## start Information shown

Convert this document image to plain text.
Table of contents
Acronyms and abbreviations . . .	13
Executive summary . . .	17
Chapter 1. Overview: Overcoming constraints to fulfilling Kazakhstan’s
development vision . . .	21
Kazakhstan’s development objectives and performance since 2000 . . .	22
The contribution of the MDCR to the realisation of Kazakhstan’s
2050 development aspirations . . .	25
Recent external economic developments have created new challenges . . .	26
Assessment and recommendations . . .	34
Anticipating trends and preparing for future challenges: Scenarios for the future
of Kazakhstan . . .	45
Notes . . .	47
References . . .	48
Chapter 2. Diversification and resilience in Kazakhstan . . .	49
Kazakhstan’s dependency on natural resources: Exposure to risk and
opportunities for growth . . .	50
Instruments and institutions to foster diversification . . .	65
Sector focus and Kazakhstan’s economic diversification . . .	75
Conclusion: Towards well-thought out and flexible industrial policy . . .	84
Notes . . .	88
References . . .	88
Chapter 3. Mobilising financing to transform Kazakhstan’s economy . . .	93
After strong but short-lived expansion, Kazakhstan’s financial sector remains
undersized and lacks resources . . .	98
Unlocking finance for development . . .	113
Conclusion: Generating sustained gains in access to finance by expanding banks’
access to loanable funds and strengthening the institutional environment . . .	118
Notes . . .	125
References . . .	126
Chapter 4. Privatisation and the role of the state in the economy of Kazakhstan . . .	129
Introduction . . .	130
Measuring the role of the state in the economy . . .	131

## end Information shown

● Short problem:
Give the count of lines holding the word "resources", with no other words.

● Solution to the exercise:
2